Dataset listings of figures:
= = = = =
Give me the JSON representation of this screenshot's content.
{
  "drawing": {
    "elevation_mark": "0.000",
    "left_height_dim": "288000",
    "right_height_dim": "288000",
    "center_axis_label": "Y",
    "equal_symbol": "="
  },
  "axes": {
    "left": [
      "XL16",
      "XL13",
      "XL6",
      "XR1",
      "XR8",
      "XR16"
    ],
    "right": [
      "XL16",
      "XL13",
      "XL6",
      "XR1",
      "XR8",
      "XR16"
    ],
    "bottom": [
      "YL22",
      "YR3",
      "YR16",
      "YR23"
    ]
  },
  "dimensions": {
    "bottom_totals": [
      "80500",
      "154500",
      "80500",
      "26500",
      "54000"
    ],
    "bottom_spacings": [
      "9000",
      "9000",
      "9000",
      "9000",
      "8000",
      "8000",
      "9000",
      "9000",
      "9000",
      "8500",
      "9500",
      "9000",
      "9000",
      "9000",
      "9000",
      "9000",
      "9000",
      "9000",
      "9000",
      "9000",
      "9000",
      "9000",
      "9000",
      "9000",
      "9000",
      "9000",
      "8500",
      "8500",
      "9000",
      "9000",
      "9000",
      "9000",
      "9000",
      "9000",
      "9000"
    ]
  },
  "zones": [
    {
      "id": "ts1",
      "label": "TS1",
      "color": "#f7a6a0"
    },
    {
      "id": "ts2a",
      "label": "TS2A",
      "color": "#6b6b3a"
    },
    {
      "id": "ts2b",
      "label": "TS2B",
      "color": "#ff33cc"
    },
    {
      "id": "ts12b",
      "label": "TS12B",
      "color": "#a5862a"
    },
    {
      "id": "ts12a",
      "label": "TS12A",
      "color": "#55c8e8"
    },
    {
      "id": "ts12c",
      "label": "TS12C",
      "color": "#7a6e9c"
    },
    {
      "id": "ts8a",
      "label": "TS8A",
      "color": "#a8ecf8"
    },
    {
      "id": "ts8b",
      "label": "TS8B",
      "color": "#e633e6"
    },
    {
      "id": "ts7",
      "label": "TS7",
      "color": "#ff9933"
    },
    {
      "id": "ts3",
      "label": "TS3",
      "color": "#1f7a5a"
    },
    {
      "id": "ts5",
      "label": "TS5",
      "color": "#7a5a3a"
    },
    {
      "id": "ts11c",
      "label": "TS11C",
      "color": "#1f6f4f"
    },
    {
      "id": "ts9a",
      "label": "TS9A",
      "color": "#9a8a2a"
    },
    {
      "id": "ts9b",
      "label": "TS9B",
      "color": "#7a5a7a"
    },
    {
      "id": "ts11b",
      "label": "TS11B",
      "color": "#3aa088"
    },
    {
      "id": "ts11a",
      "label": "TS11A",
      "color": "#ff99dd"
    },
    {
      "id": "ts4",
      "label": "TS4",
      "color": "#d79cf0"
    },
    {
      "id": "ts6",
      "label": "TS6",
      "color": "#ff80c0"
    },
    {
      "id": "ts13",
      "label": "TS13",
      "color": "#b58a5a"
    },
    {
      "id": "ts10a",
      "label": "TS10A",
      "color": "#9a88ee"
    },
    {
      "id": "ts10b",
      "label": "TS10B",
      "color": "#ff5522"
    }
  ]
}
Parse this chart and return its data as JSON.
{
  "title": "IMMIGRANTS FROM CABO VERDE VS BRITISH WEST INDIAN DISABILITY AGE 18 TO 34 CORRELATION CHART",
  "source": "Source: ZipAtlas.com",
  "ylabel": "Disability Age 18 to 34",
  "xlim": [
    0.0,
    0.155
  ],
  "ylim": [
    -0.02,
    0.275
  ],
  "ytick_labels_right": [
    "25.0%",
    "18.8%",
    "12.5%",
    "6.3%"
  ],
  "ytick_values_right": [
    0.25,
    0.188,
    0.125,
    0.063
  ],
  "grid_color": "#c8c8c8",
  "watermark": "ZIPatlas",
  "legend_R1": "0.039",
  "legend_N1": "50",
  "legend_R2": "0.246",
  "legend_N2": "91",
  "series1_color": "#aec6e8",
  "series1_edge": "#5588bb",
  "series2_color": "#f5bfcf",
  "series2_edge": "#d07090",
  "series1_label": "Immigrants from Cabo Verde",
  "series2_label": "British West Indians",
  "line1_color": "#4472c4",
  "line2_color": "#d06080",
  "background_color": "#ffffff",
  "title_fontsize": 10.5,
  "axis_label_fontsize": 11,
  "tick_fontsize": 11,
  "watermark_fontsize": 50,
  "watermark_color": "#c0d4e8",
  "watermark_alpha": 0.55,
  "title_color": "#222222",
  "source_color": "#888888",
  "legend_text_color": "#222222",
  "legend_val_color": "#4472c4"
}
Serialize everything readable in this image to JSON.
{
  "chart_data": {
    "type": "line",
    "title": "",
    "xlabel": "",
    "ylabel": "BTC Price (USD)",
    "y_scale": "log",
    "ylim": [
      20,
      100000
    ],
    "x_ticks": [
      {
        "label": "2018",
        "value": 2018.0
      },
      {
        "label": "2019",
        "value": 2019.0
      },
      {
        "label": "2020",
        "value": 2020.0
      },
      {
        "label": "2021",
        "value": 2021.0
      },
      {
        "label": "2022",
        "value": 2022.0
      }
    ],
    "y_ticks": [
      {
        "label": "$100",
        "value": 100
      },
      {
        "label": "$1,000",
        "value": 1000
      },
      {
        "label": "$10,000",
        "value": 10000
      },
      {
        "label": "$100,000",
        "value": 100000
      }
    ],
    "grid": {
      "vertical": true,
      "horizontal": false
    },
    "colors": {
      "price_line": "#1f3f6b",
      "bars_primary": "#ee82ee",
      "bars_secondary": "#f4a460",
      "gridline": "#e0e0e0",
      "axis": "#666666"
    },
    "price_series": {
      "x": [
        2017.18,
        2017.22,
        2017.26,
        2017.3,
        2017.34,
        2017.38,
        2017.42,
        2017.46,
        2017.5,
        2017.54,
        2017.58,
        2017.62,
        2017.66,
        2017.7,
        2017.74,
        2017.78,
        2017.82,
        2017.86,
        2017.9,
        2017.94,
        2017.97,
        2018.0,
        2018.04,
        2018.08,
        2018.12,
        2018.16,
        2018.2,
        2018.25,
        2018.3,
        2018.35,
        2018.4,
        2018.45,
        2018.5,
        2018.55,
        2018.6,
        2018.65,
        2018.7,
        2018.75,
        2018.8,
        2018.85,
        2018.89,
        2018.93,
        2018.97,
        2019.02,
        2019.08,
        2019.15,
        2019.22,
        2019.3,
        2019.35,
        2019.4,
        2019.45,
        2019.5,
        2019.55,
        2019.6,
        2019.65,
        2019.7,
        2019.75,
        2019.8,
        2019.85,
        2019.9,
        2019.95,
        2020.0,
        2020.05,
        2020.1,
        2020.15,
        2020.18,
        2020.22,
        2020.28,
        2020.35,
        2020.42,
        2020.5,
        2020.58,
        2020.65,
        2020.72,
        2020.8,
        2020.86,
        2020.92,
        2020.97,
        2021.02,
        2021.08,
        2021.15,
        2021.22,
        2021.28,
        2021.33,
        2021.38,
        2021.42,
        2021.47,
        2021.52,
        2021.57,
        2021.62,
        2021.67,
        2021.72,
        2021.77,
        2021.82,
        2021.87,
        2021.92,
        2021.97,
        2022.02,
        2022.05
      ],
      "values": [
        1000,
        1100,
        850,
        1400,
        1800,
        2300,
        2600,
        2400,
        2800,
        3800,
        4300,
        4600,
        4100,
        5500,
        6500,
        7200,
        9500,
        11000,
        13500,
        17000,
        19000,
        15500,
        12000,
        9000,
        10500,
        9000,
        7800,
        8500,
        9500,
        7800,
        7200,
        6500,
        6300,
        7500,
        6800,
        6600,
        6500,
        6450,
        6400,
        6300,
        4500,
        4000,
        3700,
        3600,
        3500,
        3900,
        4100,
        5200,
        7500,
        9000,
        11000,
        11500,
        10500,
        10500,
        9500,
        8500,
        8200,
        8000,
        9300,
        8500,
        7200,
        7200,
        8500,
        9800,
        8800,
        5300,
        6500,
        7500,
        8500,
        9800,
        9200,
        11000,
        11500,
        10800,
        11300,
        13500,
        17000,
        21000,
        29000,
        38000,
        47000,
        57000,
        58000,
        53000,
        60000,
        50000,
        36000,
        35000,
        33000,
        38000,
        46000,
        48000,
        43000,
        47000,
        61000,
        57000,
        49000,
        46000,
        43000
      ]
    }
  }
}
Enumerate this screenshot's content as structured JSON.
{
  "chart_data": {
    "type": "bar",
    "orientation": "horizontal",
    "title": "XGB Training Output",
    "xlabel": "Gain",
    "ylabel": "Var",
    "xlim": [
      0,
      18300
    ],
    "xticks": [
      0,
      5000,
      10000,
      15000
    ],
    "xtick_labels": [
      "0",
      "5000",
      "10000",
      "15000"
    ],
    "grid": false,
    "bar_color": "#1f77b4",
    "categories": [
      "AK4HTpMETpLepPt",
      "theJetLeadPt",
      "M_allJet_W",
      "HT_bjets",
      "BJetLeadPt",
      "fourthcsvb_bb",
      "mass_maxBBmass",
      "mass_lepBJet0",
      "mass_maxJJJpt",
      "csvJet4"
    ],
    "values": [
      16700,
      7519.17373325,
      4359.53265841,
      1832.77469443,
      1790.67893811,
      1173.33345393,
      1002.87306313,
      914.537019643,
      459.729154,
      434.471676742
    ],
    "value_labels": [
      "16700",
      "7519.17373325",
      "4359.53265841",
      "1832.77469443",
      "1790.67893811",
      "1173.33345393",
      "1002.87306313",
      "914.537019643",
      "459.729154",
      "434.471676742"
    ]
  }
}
= = = = =
**Task to complete**
Nothing but the lines from the line with "Enumerate this screenshot's" to the last line of the listing above should appear; please retype them exactly, both ends included.

**Result**
Enumerate this screenshot's content as structured JSON.
{
  "chart_data": {
    "type": "bar",
    "orientation": "horizontal",
    "title": "XGB Training Output",
    "xlabel": "Gain",
    "ylabel": "Var",
    "xlim": [
      0,
      18300
    ],
    "xticks": [
      0,
      5000,
      10000,
      15000
    ],
    "xtick_labels": [
      "0",
      "5000",
      "10000",
      "15000"
    ],
    "grid": false,
    "bar_color": "#1f77b4",
    "categories": [
      "AK4HTpMETpLepPt",
      "theJetLeadPt",
      "M_allJet_W",
      "HT_bjets",
      "BJetLeadPt",
      "fourthcsvb_bb",
      "mass_maxBBmass",
      "mass_lepBJet0",
      "mass_maxJJJpt",
      "csvJet4"
    ],
    "values": [
      16700,
      7519.17373325,
      4359.53265841,
      1832.77469443,
      1790.67893811,
      1173.33345393,
      1002.87306313,
      914.537019643,
      459.729154,
      434.471676742
    ],
    "value_labels": [
      "16700",
      "7519.17373325",
      "4359.53265841",
      "1832.77469443",
      "1790.67893811",
      "1173.33345393",
      "1002.87306313",
      "914.537019643",
      "459.729154",
      "434.471676742"
    ]
  }
}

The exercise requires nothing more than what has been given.